## [YOUR OBJECTIVE]
Without the pictures, copy the entries below word for word.

>>>

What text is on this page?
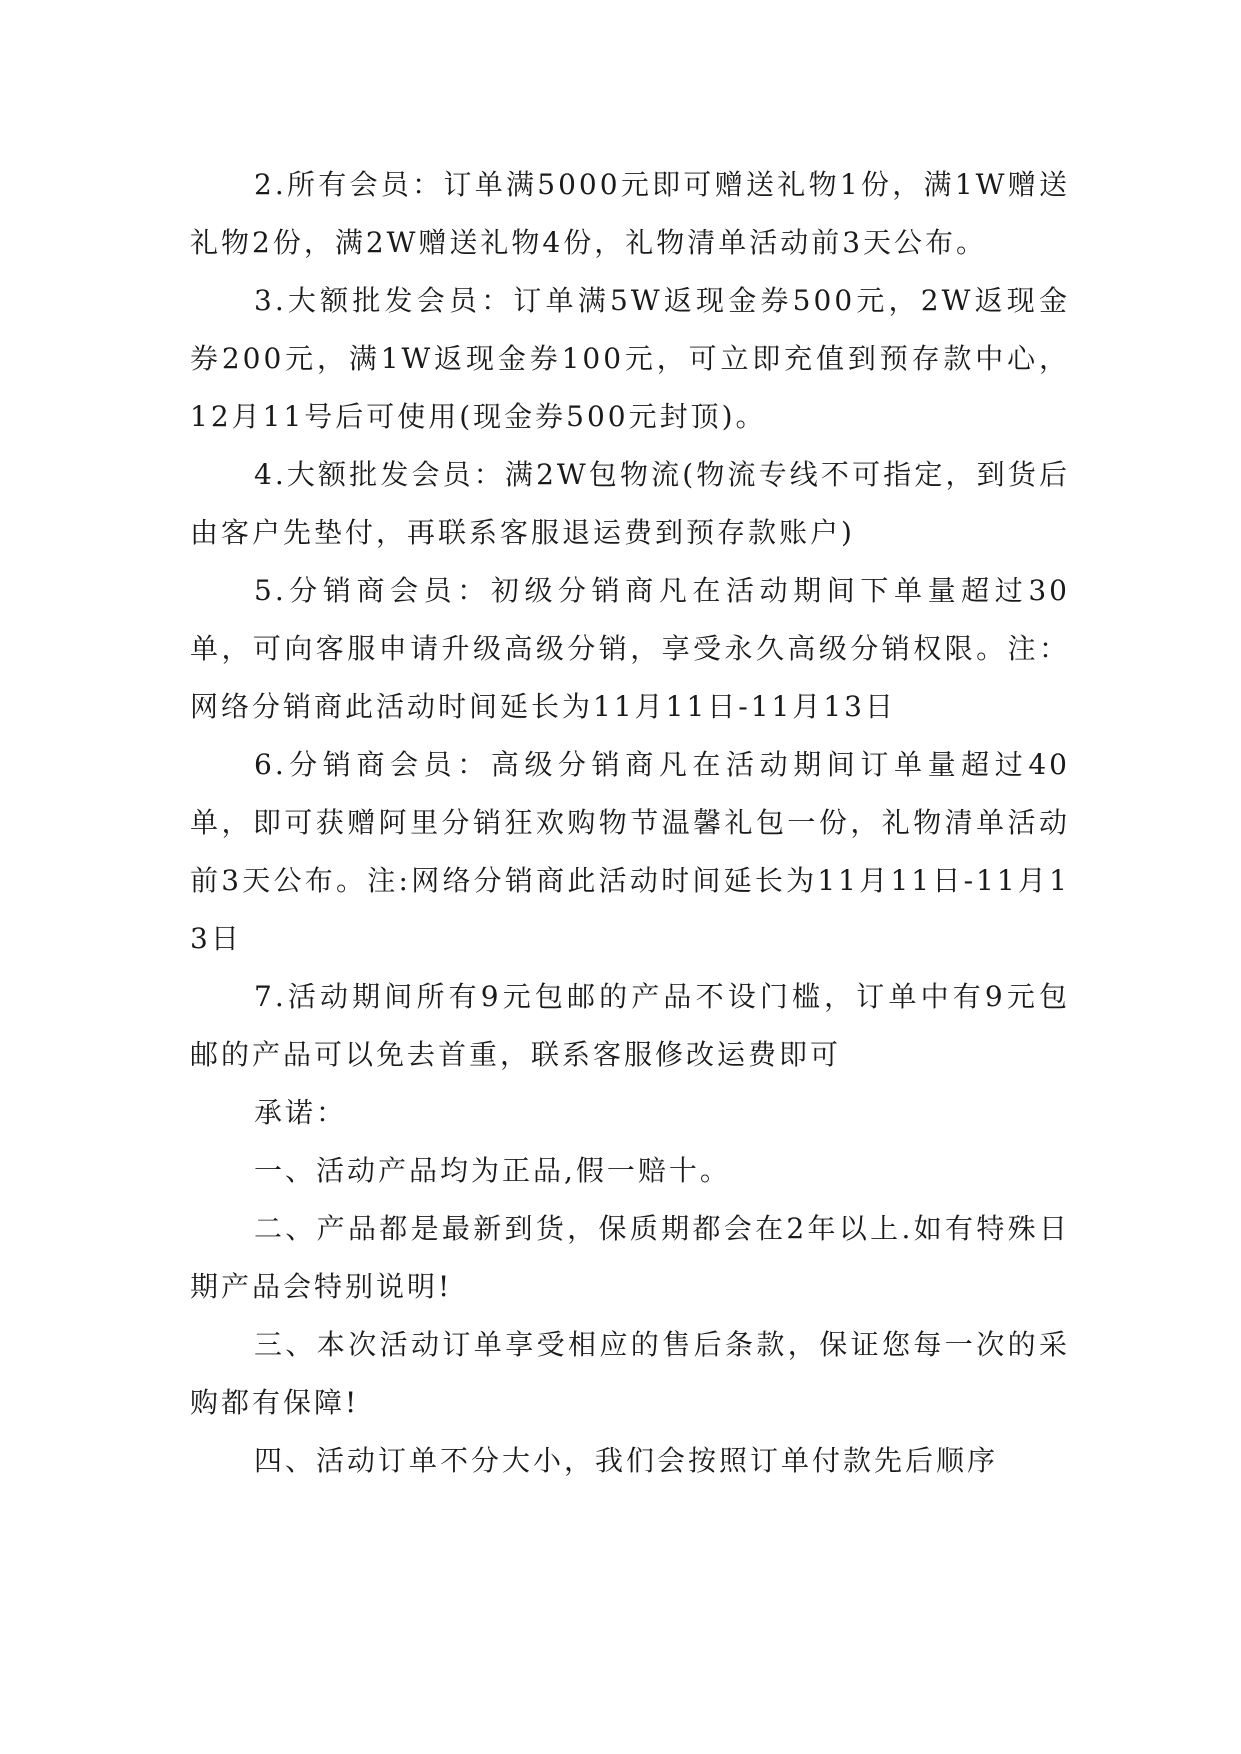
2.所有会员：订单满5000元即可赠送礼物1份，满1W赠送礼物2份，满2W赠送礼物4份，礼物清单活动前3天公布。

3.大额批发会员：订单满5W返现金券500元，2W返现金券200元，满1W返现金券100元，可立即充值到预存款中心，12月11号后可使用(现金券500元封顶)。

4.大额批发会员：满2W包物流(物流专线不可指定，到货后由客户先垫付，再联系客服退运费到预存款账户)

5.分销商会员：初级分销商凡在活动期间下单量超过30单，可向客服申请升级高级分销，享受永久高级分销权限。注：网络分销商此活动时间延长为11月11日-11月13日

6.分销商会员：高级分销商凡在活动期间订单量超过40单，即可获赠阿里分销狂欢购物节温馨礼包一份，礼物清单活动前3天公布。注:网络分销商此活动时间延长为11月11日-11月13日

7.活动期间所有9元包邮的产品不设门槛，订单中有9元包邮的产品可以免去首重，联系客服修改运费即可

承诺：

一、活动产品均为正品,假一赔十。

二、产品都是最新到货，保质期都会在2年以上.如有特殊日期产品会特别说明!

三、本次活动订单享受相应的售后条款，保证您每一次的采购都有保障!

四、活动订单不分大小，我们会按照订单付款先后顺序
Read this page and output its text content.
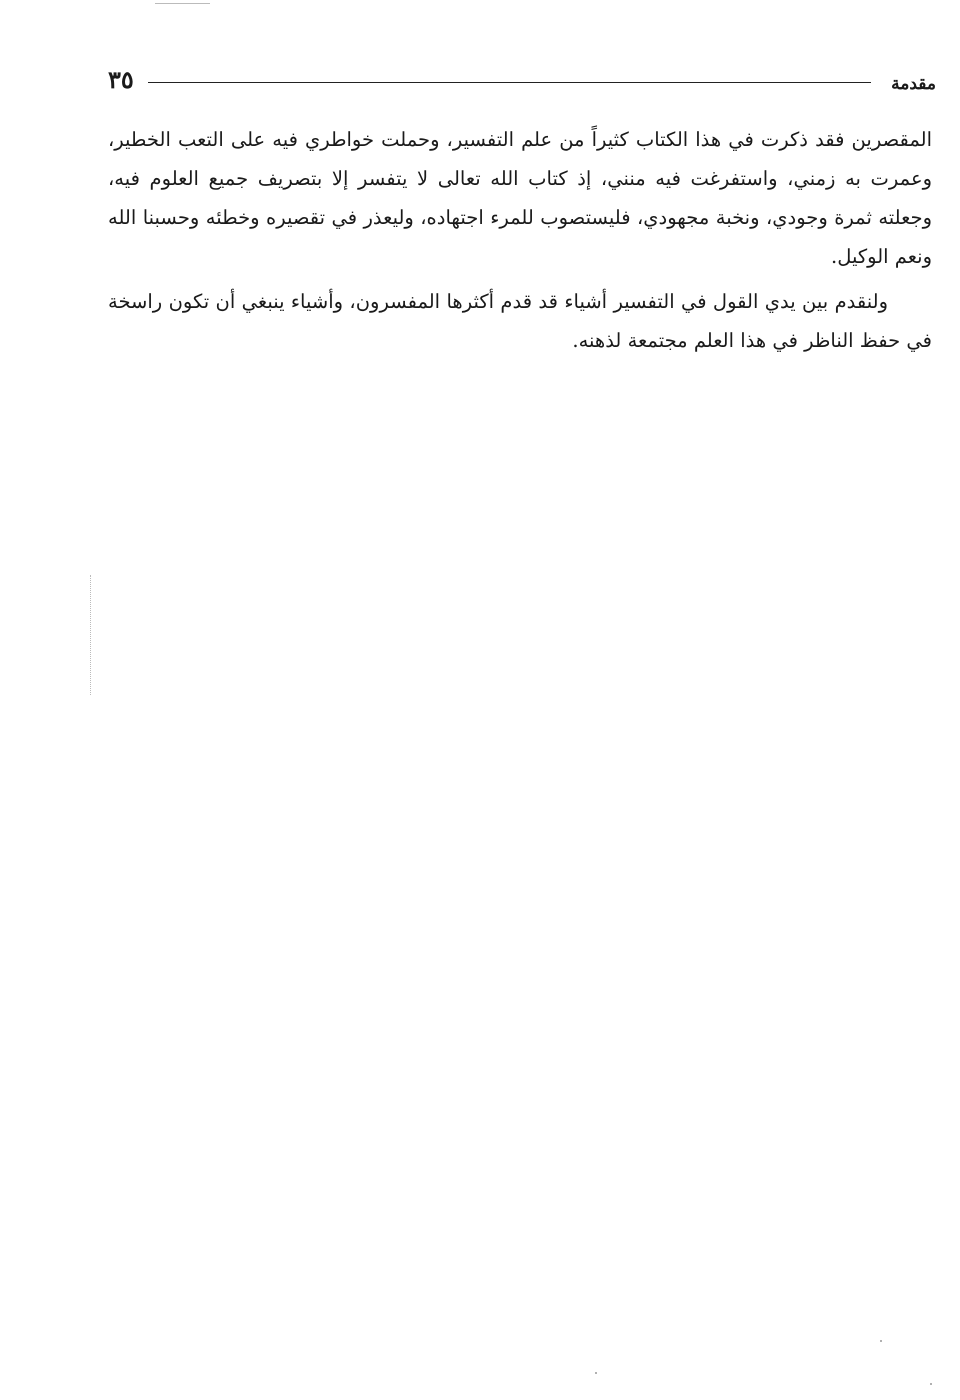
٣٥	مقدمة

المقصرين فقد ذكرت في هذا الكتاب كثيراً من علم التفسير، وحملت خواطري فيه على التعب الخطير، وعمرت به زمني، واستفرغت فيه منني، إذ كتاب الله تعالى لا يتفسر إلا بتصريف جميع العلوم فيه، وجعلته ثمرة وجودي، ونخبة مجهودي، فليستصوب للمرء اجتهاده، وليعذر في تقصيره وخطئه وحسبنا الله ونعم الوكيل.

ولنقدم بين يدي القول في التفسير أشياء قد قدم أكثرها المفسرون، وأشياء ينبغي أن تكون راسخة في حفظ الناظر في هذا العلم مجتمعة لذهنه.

<<<

## [EXPECTED ANSWER]
What text is on this page?
2.所有会员：订单满5000元即可赠送礼物1份，满1W赠送礼物2份，满2W赠送礼物4份，礼物清单活动前3天公布。

3.大额批发会员：订单满5W返现金券500元，2W返现金券200元，满1W返现金券100元，可立即充值到预存款中心，12月11号后可使用(现金券500元封顶)。

4.大额批发会员：满2W包物流(物流专线不可指定，到货后由客户先垫付，再联系客服退运费到预存款账户)

5.分销商会员：初级分销商凡在活动期间下单量超过30单，可向客服申请升级高级分销，享受永久高级分销权限。注：网络分销商此活动时间延长为11月11日-11月13日

6.分销商会员：高级分销商凡在活动期间订单量超过40单，即可获赠阿里分销狂欢购物节温馨礼包一份，礼物清单活动前3天公布。注:网络分销商此活动时间延长为11月11日-11月13日

7.活动期间所有9元包邮的产品不设门槛，订单中有9元包邮的产品可以免去首重，联系客服修改运费即可

承诺：

一、活动产品均为正品,假一赔十。

二、产品都是最新到货，保质期都会在2年以上.如有特殊日期产品会特别说明!

三、本次活动订单享受相应的售后条款，保证您每一次的采购都有保障!

四、活动订单不分大小，我们会按照订单付款先后顺序
Read this page and output its text content.
٣٥	مقدمة

المقصرين فقد ذكرت في هذا الكتاب كثيراً من علم التفسير، وحملت خواطري فيه على التعب الخطير، وعمرت به زمني، واستفرغت فيه منني، إذ كتاب الله تعالى لا يتفسر إلا بتصريف جميع العلوم فيه، وجعلته ثمرة وجودي، ونخبة مجهودي، فليستصوب للمرء اجتهاده، وليعذر في تقصيره وخطئه وحسبنا الله ونعم الوكيل.

ولنقدم بين يدي القول في التفسير أشياء قد قدم أكثرها المفسرون، وأشياء ينبغي أن تكون راسخة في حفظ الناظر في هذا العلم مجتمعة لذهنه.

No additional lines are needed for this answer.